_Set problem_.
Make an exact copy of the lines below.

==== Data shown

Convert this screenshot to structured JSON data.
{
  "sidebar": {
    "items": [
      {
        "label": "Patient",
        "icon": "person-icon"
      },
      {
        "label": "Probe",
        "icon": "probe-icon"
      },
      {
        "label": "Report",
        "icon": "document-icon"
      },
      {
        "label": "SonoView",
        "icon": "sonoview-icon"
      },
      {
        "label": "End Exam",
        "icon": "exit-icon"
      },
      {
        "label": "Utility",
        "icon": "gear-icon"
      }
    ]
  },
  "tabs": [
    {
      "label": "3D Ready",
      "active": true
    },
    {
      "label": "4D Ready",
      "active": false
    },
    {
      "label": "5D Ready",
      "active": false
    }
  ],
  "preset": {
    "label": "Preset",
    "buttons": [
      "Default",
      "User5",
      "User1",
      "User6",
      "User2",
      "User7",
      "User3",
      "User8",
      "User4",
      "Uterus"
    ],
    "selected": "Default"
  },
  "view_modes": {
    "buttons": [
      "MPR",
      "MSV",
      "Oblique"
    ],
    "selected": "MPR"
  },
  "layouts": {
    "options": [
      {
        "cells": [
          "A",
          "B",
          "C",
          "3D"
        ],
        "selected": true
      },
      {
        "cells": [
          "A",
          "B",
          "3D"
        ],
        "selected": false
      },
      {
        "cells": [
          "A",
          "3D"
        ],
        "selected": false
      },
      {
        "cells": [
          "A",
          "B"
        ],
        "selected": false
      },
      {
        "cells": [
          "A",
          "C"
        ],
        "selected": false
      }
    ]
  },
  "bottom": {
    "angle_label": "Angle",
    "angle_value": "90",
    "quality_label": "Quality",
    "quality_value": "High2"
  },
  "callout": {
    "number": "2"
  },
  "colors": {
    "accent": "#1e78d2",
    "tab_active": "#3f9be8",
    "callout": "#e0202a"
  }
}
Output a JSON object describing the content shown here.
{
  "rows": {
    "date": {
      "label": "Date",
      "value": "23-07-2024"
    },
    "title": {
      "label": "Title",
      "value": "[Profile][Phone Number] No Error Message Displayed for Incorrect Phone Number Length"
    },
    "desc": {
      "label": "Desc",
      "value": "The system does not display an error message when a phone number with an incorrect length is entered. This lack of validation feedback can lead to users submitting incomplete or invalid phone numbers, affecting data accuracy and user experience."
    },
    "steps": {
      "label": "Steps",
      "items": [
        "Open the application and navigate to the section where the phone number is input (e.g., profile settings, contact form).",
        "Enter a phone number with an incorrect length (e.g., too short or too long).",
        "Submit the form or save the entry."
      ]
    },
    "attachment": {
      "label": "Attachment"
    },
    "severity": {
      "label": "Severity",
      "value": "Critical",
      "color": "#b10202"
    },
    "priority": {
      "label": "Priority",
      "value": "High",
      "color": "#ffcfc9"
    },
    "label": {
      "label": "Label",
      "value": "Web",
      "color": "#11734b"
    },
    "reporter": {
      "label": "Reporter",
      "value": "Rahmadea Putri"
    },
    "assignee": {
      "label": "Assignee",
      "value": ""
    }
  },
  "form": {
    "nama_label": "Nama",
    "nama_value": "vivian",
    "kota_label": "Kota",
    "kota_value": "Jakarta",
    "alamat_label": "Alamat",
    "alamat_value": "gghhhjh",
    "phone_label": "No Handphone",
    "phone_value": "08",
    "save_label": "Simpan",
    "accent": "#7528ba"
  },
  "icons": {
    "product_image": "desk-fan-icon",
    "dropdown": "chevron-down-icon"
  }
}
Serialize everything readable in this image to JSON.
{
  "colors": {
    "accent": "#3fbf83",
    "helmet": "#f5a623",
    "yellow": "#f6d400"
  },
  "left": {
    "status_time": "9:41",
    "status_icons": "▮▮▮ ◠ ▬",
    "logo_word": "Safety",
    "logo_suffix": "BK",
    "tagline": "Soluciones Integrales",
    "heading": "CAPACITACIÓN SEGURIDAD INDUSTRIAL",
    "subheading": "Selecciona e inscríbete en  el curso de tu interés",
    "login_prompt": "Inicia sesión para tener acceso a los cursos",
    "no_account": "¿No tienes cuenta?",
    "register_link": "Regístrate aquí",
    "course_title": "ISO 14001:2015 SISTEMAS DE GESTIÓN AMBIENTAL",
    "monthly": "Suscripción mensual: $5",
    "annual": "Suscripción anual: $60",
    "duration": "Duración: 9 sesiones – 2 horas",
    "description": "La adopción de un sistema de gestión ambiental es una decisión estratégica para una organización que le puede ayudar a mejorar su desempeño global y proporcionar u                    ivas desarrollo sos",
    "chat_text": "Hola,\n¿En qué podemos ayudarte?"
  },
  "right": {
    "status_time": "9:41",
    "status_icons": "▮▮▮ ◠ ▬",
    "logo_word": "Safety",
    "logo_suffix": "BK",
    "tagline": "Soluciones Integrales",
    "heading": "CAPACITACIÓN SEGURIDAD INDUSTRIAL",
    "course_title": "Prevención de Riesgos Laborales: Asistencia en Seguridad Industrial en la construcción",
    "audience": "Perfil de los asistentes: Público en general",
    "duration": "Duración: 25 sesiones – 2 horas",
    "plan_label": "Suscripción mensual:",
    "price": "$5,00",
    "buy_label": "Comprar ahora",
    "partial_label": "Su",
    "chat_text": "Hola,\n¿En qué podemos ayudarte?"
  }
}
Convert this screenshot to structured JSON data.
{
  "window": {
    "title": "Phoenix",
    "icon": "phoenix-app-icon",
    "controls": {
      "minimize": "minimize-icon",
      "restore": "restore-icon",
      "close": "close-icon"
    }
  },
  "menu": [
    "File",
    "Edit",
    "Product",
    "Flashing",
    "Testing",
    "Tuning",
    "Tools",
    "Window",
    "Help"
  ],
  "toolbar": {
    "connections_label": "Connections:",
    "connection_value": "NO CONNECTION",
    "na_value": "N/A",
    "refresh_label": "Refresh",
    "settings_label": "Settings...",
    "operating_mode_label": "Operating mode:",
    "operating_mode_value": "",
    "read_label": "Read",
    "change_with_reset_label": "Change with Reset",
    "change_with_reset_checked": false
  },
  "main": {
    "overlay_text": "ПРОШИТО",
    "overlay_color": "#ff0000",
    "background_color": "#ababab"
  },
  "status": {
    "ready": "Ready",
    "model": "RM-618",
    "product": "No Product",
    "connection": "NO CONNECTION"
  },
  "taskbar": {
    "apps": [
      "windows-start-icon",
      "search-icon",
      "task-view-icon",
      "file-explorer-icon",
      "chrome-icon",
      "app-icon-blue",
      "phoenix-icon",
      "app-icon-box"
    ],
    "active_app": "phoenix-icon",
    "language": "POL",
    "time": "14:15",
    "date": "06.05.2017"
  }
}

========

_Solution to this task_.
Convert this screenshot to structured JSON data.
{
  "sidebar": {
    "items": [
      {
        "label": "Patient",
        "icon": "person-icon"
      },
      {
        "label": "Probe",
        "icon": "probe-icon"
      },
      {
        "label": "Report",
        "icon": "document-icon"
      },
      {
        "label": "SonoView",
        "icon": "sonoview-icon"
      },
      {
        "label": "End Exam",
        "icon": "exit-icon"
      },
      {
        "label": "Utility",
        "icon": "gear-icon"
      }
    ]
  },
  "tabs": [
    {
      "label": "3D Ready",
      "active": true
    },
    {
      "label": "4D Ready",
      "active": false
    },
    {
      "label": "5D Ready",
      "active": false
    }
  ],
  "preset": {
    "label": "Preset",
    "buttons": [
      "Default",
      "User5",
      "User1",
      "User6",
      "User2",
      "User7",
      "User3",
      "User8",
      "User4",
      "Uterus"
    ],
    "selected": "Default"
  },
  "view_modes": {
    "buttons": [
      "MPR",
      "MSV",
      "Oblique"
    ],
    "selected": "MPR"
  },
  "layouts": {
    "options": [
      {
        "cells": [
          "A",
          "B",
          "C",
          "3D"
        ],
        "selected": true
      },
      {
        "cells": [
          "A",
          "B",
          "3D"
        ],
        "selected": false
      },
      {
        "cells": [
          "A",
          "3D"
        ],
        "selected": false
      },
      {
        "cells": [
          "A",
          "B"
        ],
        "selected": false
      },
      {
        "cells": [
          "A",
          "C"
        ],
        "selected": false
      }
    ]
  },
  "bottom": {
    "angle_label": "Angle",
    "angle_value": "90",
    "quality_label": "Quality",
    "quality_value": "High2"
  },
  "callout": {
    "number": "2"
  },
  "colors": {
    "accent": "#1e78d2",
    "tab_active": "#3f9be8",
    "callout": "#e0202a"
  }
}
Output a JSON object describing the content shown here.
{
  "rows": {
    "date": {
      "label": "Date",
      "value": "23-07-2024"
    },
    "title": {
      "label": "Title",
      "value": "[Profile][Phone Number] No Error Message Displayed for Incorrect Phone Number Length"
    },
    "desc": {
      "label": "Desc",
      "value": "The system does not display an error message when a phone number with an incorrect length is entered. This lack of validation feedback can lead to users submitting incomplete or invalid phone numbers, affecting data accuracy and user experience."
    },
    "steps": {
      "label": "Steps",
      "items": [
        "Open the application and navigate to the section where the phone number is input (e.g., profile settings, contact form).",
        "Enter a phone number with an incorrect length (e.g., too short or too long).",
        "Submit the form or save the entry."
      ]
    },
    "attachment": {
      "label": "Attachment"
    },
    "severity": {
      "label": "Severity",
      "value": "Critical",
      "color": "#b10202"
    },
    "priority": {
      "label": "Priority",
      "value": "High",
      "color": "#ffcfc9"
    },
    "label": {
      "label": "Label",
      "value": "Web",
      "color": "#11734b"
    },
    "reporter": {
      "label": "Reporter",
      "value": "Rahmadea Putri"
    },
    "assignee": {
      "label": "Assignee",
      "value": ""
    }
  },
  "form": {
    "nama_label": "Nama",
    "nama_value": "vivian",
    "kota_label": "Kota",
    "kota_value": "Jakarta",
    "alamat_label": "Alamat",
    "alamat_value": "gghhhjh",
    "phone_label": "No Handphone",
    "phone_value": "08",
    "save_label": "Simpan",
    "accent": "#7528ba"
  },
  "icons": {
    "product_image": "desk-fan-icon",
    "dropdown": "chevron-down-icon"
  }
}
Serialize everything readable in this image to JSON.
{
  "colors": {
    "accent": "#3fbf83",
    "helmet": "#f5a623",
    "yellow": "#f6d400"
  },
  "left": {
    "status_time": "9:41",
    "status_icons": "▮▮▮ ◠ ▬",
    "logo_word": "Safety",
    "logo_suffix": "BK",
    "tagline": "Soluciones Integrales",
    "heading": "CAPACITACIÓN SEGURIDAD INDUSTRIAL",
    "subheading": "Selecciona e inscríbete en  el curso de tu interés",
    "login_prompt": "Inicia sesión para tener acceso a los cursos",
    "no_account": "¿No tienes cuenta?",
    "register_link": "Regístrate aquí",
    "course_title": "ISO 14001:2015 SISTEMAS DE GESTIÓN AMBIENTAL",
    "monthly": "Suscripción mensual: $5",
    "annual": "Suscripción anual: $60",
    "duration": "Duración: 9 sesiones – 2 horas",
    "description": "La adopción de un sistema de gestión ambiental es una decisión estratégica para una organización que le puede ayudar a mejorar su desempeño global y proporcionar u                    ivas desarrollo sos",
    "chat_text": "Hola,\n¿En qué podemos ayudarte?"
  },
  "right": {
    "status_time": "9:41",
    "status_icons": "▮▮▮ ◠ ▬",
    "logo_word": "Safety",
    "logo_suffix": "BK",
    "tagline": "Soluciones Integrales",
    "heading": "CAPACITACIÓN SEGURIDAD INDUSTRIAL",
    "course_title": "Prevención de Riesgos Laborales: Asistencia en Seguridad Industrial en la construcción",
    "audience": "Perfil de los asistentes: Público en general",
    "duration": "Duración: 25 sesiones – 2 horas",
    "plan_label": "Suscripción mensual:",
    "price": "$5,00",
    "buy_label": "Comprar ahora",
    "partial_label": "Su",
    "chat_text": "Hola,\n¿En qué podemos ayudarte?"
  }
}
Convert this screenshot to structured JSON data.
{
  "window": {
    "title": "Phoenix",
    "icon": "phoenix-app-icon",
    "controls": {
      "minimize": "minimize-icon",
      "restore": "restore-icon",
      "close": "close-icon"
    }
  },
  "menu": [
    "File",
    "Edit",
    "Product",
    "Flashing",
    "Testing",
    "Tuning",
    "Tools",
    "Window",
    "Help"
  ],
  "toolbar": {
    "connections_label": "Connections:",
    "connection_value": "NO CONNECTION",
    "na_value": "N/A",
    "refresh_label": "Refresh",
    "settings_label": "Settings...",
    "operating_mode_label": "Operating mode:",
    "operating_mode_value": "",
    "read_label": "Read",
    "change_with_reset_label": "Change with Reset",
    "change_with_reset_checked": false
  },
  "main": {
    "overlay_text": "ПРОШИТО",
    "overlay_color": "#ff0000",
    "background_color": "#ababab"
  },
  "status": {
    "ready": "Ready",
    "model": "RM-618",
    "product": "No Product",
    "connection": "NO CONNECTION"
  },
  "taskbar": {
    "apps": [
      "windows-start-icon",
      "search-icon",
      "task-view-icon",
      "file-explorer-icon",
      "chrome-icon",
      "app-icon-blue",
      "phoenix-icon",
      "app-icon-box"
    ],
    "active_app": "phoenix-icon",
    "language": "POL",
    "time": "14:15",
    "date": "06.05.2017"
  }
}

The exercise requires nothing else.